• [Instructions for the task] Go through the material and pull out every line with the string "turbines" in it.

═════ Exercise materials ═════

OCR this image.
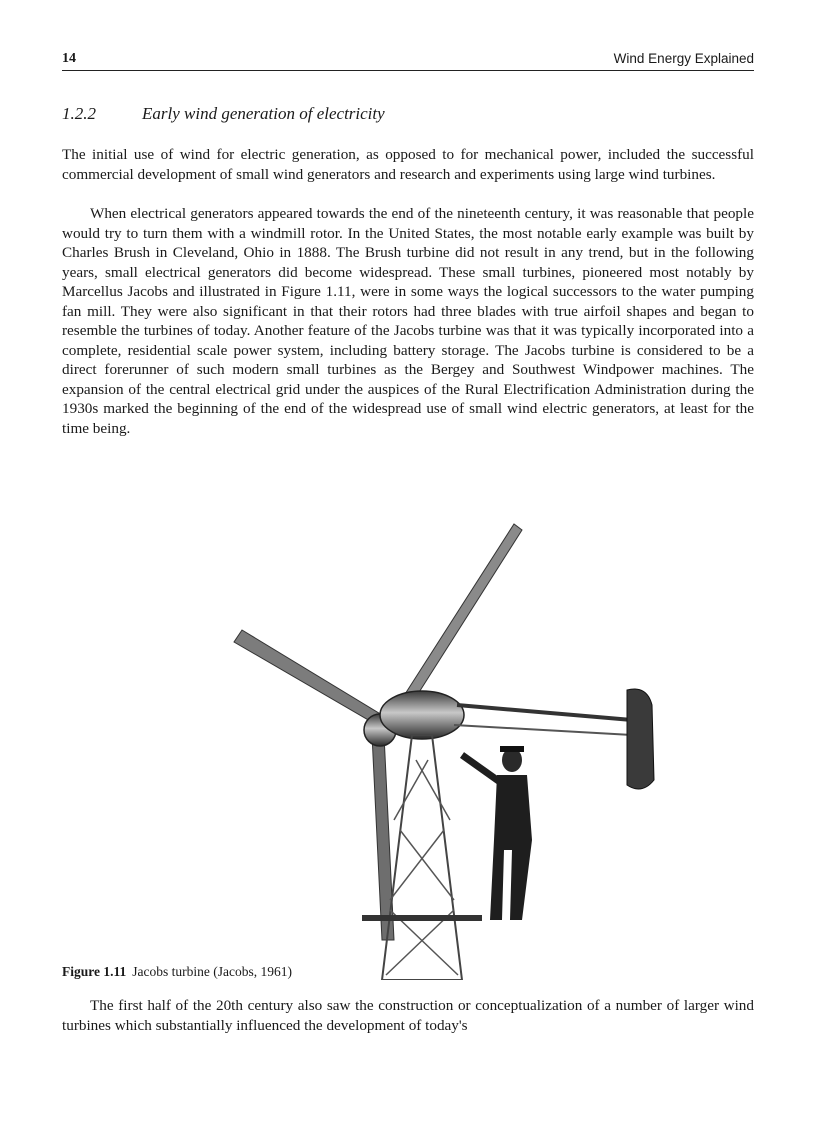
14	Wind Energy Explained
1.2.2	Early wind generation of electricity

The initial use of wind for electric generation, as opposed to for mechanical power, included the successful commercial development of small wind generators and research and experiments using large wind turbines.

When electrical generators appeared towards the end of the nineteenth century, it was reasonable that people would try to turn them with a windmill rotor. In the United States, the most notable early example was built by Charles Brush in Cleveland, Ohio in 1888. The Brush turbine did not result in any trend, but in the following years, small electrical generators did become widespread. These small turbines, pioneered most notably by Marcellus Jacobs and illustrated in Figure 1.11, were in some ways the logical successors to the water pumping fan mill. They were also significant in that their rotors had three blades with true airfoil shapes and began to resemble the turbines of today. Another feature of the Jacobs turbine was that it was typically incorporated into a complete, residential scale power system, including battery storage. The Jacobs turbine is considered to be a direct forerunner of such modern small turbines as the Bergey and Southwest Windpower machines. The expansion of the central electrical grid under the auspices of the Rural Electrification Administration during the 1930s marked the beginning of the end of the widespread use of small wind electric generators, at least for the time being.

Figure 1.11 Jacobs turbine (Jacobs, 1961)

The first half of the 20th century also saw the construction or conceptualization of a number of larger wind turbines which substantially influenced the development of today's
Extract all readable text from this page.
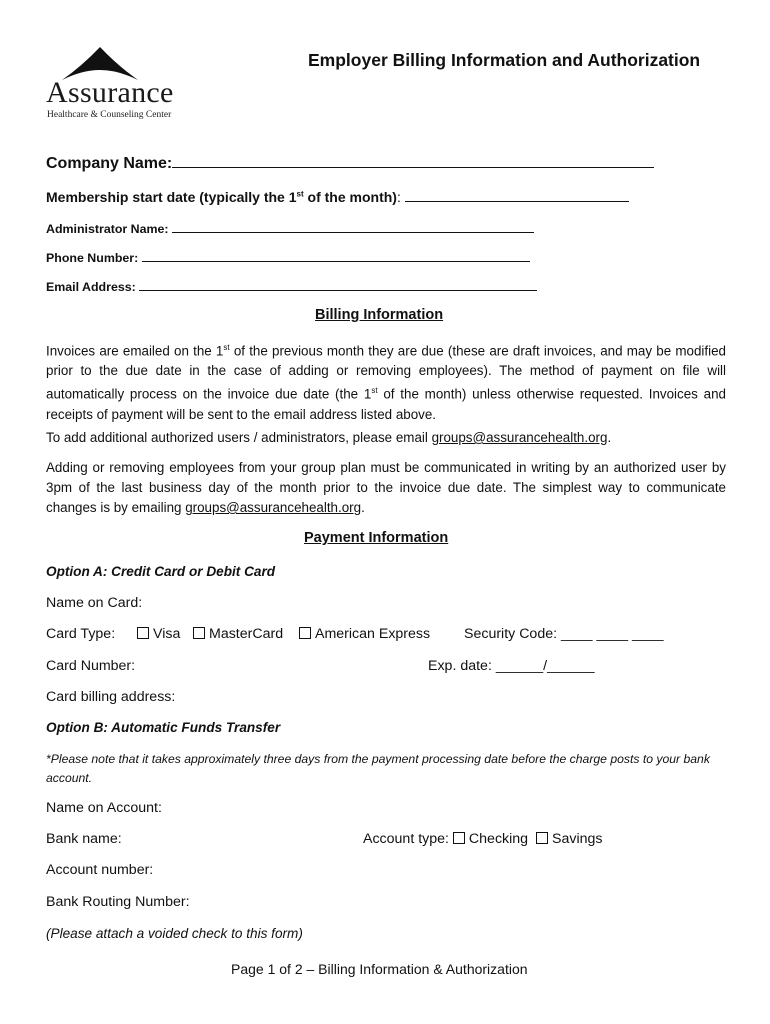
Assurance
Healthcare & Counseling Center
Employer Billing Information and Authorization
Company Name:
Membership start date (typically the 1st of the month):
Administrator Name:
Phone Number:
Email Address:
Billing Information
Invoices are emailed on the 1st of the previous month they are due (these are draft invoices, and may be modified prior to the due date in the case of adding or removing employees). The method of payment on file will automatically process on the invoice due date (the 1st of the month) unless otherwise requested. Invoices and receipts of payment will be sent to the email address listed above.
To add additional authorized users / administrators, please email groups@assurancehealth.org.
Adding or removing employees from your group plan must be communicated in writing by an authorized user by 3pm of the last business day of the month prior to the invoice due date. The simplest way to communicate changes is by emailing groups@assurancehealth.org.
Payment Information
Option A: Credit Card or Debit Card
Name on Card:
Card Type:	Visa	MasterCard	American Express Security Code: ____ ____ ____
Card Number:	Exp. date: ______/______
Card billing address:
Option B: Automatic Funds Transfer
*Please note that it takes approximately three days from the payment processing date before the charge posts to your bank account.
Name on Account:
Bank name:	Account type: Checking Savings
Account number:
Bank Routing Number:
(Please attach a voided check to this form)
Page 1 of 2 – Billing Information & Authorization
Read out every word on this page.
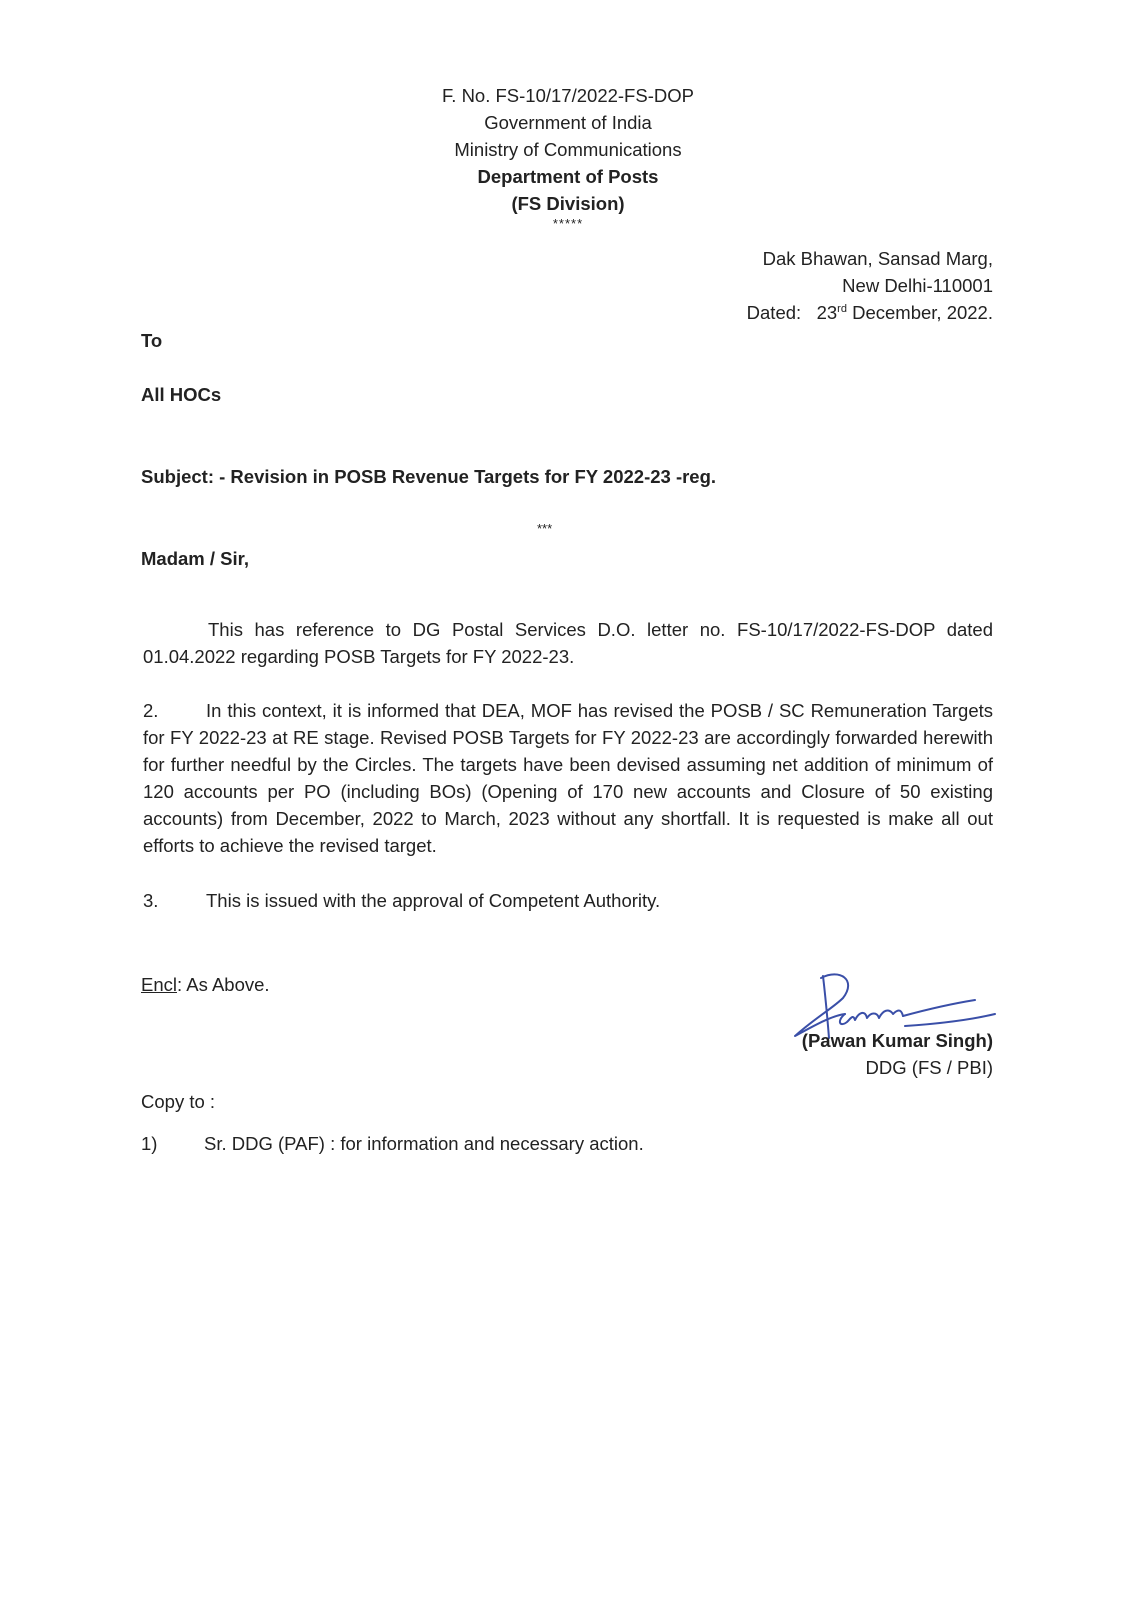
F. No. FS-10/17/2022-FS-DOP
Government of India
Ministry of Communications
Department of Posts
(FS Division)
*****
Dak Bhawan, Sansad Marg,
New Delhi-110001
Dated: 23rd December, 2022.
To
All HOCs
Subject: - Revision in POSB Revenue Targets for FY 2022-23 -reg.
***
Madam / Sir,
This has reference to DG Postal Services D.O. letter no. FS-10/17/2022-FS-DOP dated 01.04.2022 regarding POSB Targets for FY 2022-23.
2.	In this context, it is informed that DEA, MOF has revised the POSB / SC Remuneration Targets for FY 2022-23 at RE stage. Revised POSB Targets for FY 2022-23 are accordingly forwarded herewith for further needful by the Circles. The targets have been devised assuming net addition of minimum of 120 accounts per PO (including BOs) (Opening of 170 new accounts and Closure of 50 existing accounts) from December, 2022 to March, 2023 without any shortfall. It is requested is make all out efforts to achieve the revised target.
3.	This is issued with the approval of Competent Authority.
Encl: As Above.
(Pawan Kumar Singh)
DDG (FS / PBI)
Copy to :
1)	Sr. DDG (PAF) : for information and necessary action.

═════

• [The answer]
The initial use of wind for electric generation, as opposed to for mechanical power, included the successful commercial development of small wind generators and research and experiments using large wind turbines.
When electrical generators appeared towards the end of the nineteenth century, it was reasonable that people would try to turn them with a windmill rotor. In the United States, the most notable early example was built by Charles Brush in Cleveland, Ohio in 1888. The Brush turbine did not result in any trend, but in the following years, small electrical generators did become widespread. These small turbines, pioneered most notably by Marcellus Jacobs and illustrated in Figure 1.11, were in some ways the logical successors to the water pumping fan mill. They were also significant in that their rotors had three blades with true airfoil shapes and began to resemble the turbines of today. Another feature of the Jacobs turbine was that it was typically incorporated into a complete, residential scale power system, including battery storage. The Jacobs turbine is considered to be a direct forerunner of such modern small turbines as the Bergey and Southwest Windpower machines. The expansion of the central electrical grid under the auspices of the Rural Electrification Administration during the 1930s marked the beginning of the end of the widespread use of small wind electric generators, at least for the time being.
The first half of the 20th century also saw the construction or conceptualization of a number of larger wind turbines which substantially influenced the development of today's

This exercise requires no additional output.